▶ _Work to be completed_: The entries below are to be transcribed in full, without their images.

Records from a collection of figures

────────────────

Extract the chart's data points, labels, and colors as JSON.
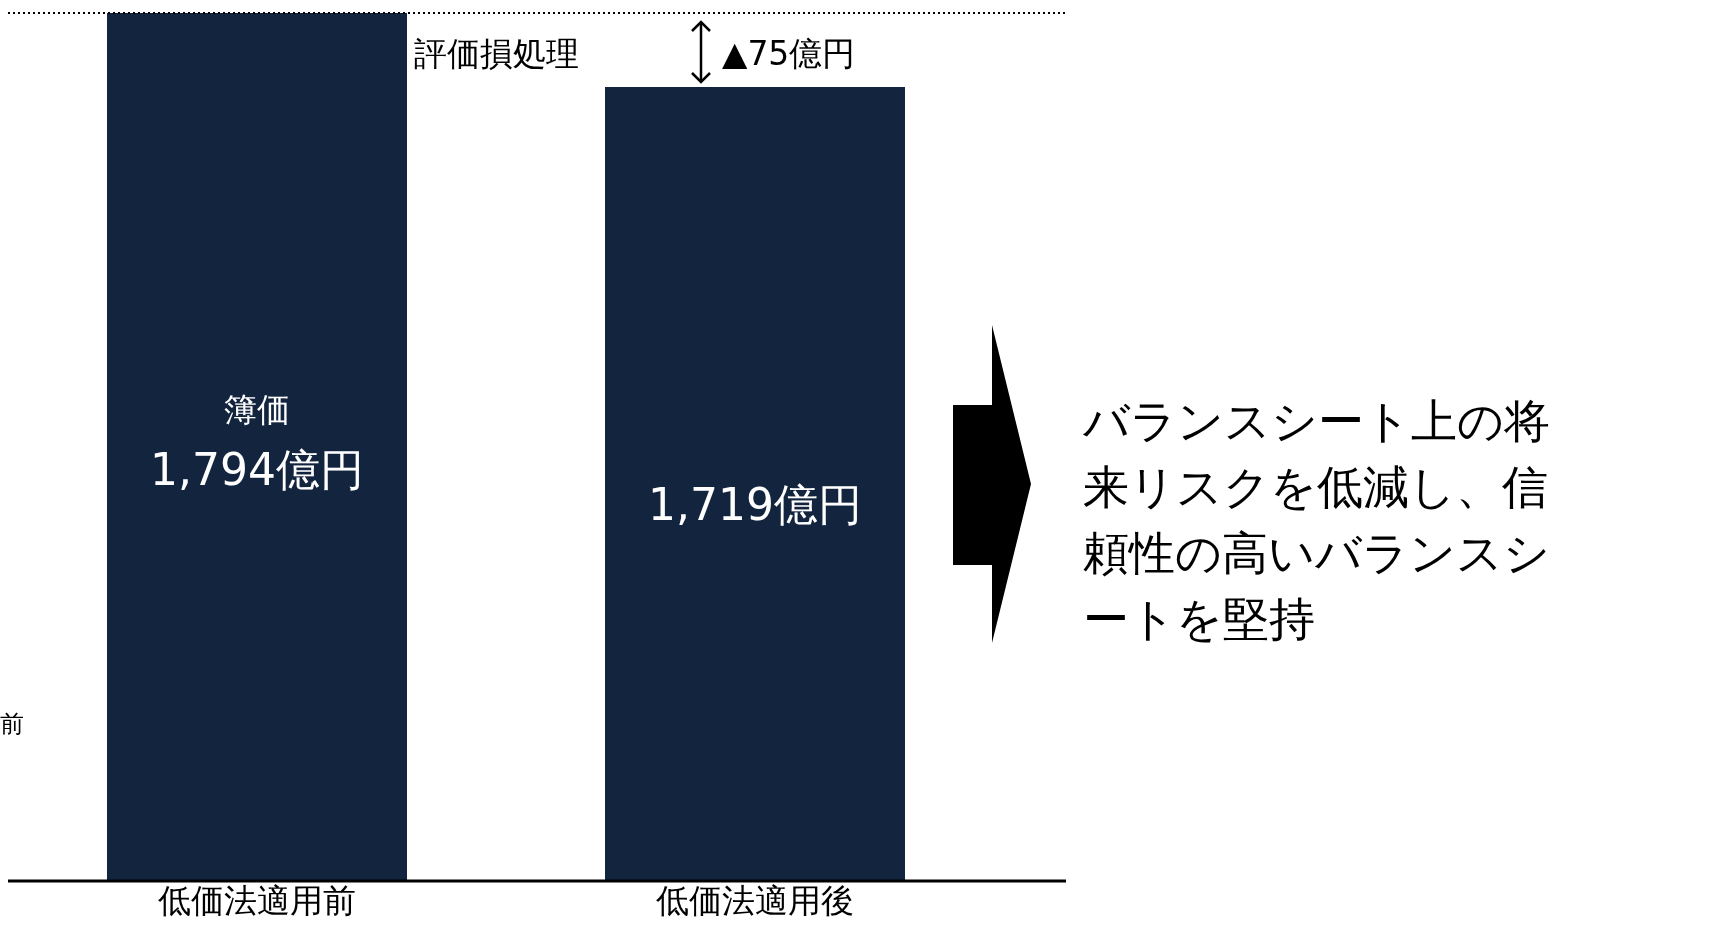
{
  "chart_data": {
    "type": "bar",
    "categories": [
      "低価法適用前",
      "低価法適用後"
    ],
    "values": [
      1794,
      1719
    ],
    "color": "#13243f",
    "value_labels": [
      "1,794億円",
      "1,719億円"
    ],
    "ylim": [
      914,
      1794
    ],
    "grid": false,
    "legend": false,
    "tick_labels": "x",
    "ref_lines": [
      {
        "axis": "y",
        "value": 1794,
        "line_style": "dotted",
        "color": "#000000"
      }
    ],
    "annotations": [
      "簿価",
      "評価損処理",
      "▲75億円",
      "バランスシート上の将来リスクを低減し、信頼性の高いバランスシートを堅持",
      "前"
    ]
  }
}
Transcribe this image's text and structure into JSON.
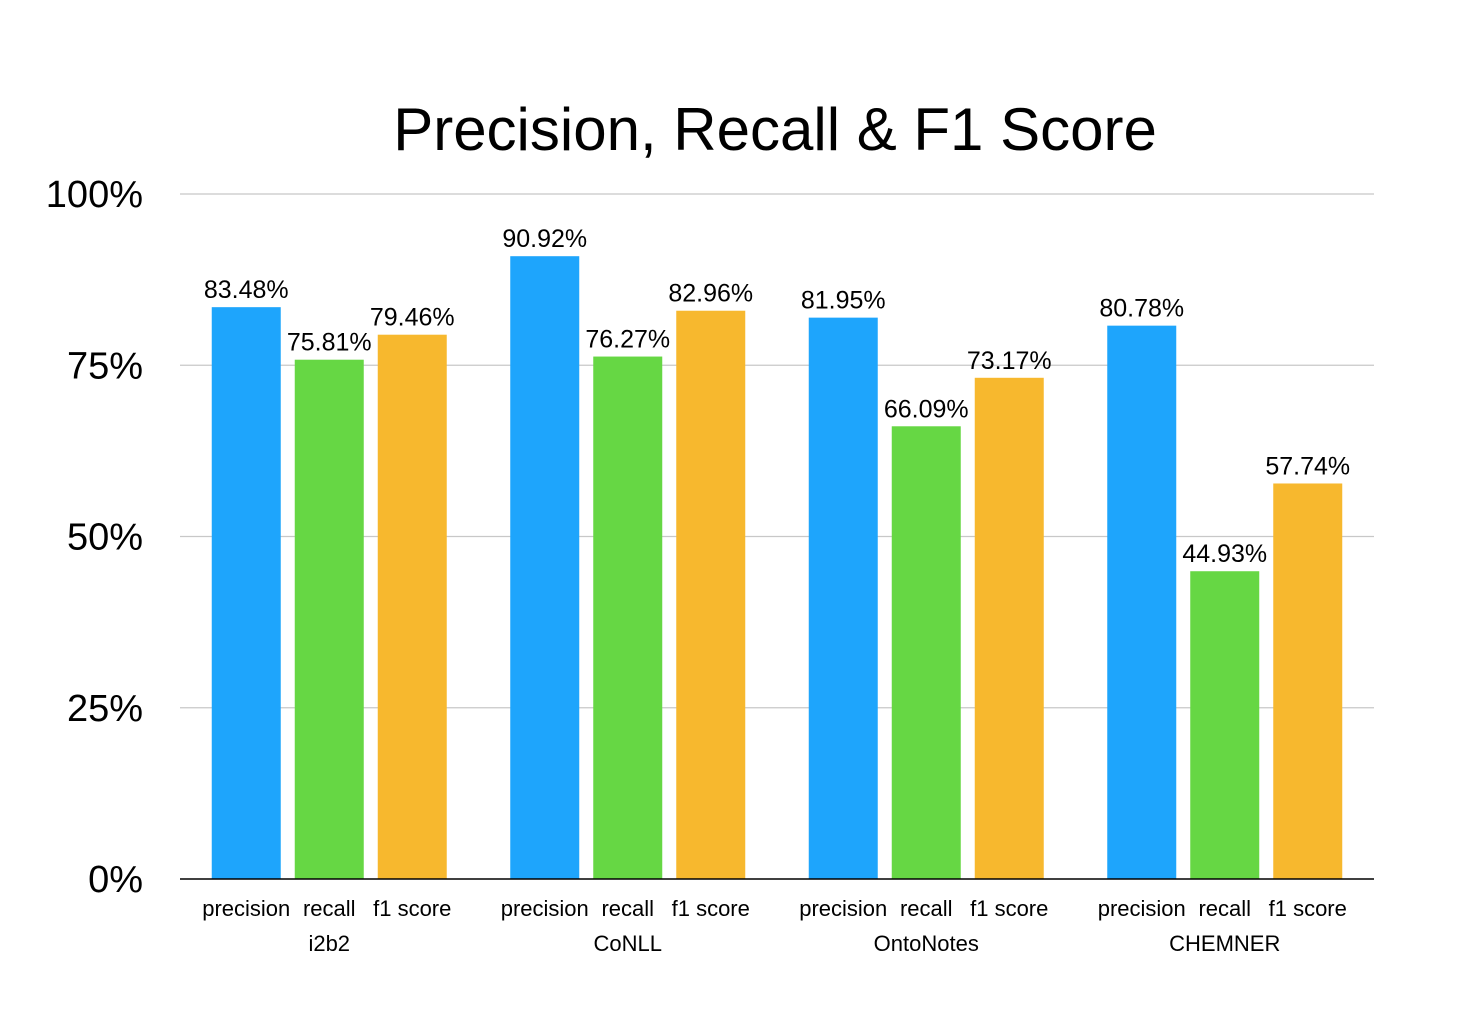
{
  "chart_data": {
    "type": "bar",
    "title": "Precision, Recall & F1 Score",
    "xlabel": "",
    "ylabel": "",
    "ylim": [
      0,
      100
    ],
    "yticks": [
      "0%",
      "25%",
      "50%",
      "75%",
      "100%"
    ],
    "ytick_values": [
      0,
      25,
      50,
      75,
      100
    ],
    "grid": true,
    "legend": "none",
    "categories": [
      "i2b2",
      "CoNLL",
      "OntoNotes",
      "CHEMNER"
    ],
    "sub_categories": [
      "precision",
      "recall",
      "f1 score"
    ],
    "series": [
      {
        "key": "precision",
        "color": "#1ea5fc",
        "values": [
          83.48,
          90.92,
          81.95,
          80.78
        ],
        "labels": [
          "83.48%",
          "90.92%",
          "81.95%",
          "80.78%"
        ]
      },
      {
        "key": "recall",
        "color": "#66d744",
        "values": [
          75.81,
          76.27,
          66.09,
          44.93
        ],
        "labels": [
          "75.81%",
          "76.27%",
          "66.09%",
          "44.93%"
        ]
      },
      {
        "key": "f1 score",
        "color": "#f7b82e",
        "values": [
          79.46,
          82.96,
          73.17,
          57.74
        ],
        "labels": [
          "79.46%",
          "82.96%",
          "73.17%",
          "57.74%"
        ]
      }
    ]
  }
}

────────────────

▶ _Problem solution_:
Extract the chart's data points, labels, and colors as JSON.
{
  "chart_data": {
    "type": "bar",
    "categories": [
      "低価法適用前",
      "低価法適用後"
    ],
    "values": [
      1794,
      1719
    ],
    "color": "#13243f",
    "value_labels": [
      "1,794億円",
      "1,719億円"
    ],
    "ylim": [
      914,
      1794
    ],
    "grid": false,
    "legend": false,
    "tick_labels": "x",
    "ref_lines": [
      {
        "axis": "y",
        "value": 1794,
        "line_style": "dotted",
        "color": "#000000"
      }
    ],
    "annotations": [
      "簿価",
      "評価損処理",
      "▲75億円",
      "バランスシート上の将来リスクを低減し、信頼性の高いバランスシートを堅持",
      "前"
    ]
  }
}
Transcribe this image's text and structure into JSON.
{
  "chart_data": {
    "type": "bar",
    "title": "Precision, Recall & F1 Score",
    "xlabel": "",
    "ylabel": "",
    "ylim": [
      0,
      100
    ],
    "yticks": [
      "0%",
      "25%",
      "50%",
      "75%",
      "100%"
    ],
    "ytick_values": [
      0,
      25,
      50,
      75,
      100
    ],
    "grid": true,
    "legend": "none",
    "categories": [
      "i2b2",
      "CoNLL",
      "OntoNotes",
      "CHEMNER"
    ],
    "sub_categories": [
      "precision",
      "recall",
      "f1 score"
    ],
    "series": [
      {
        "key": "precision",
        "color": "#1ea5fc",
        "values": [
          83.48,
          90.92,
          81.95,
          80.78
        ],
        "labels": [
          "83.48%",
          "90.92%",
          "81.95%",
          "80.78%"
        ]
      },
      {
        "key": "recall",
        "color": "#66d744",
        "values": [
          75.81,
          76.27,
          66.09,
          44.93
        ],
        "labels": [
          "75.81%",
          "76.27%",
          "66.09%",
          "44.93%"
        ]
      },
      {
        "key": "f1 score",
        "color": "#f7b82e",
        "values": [
          79.46,
          82.96,
          73.17,
          57.74
        ],
        "labels": [
          "79.46%",
          "82.96%",
          "73.17%",
          "57.74%"
        ]
      }
    ]
  }
}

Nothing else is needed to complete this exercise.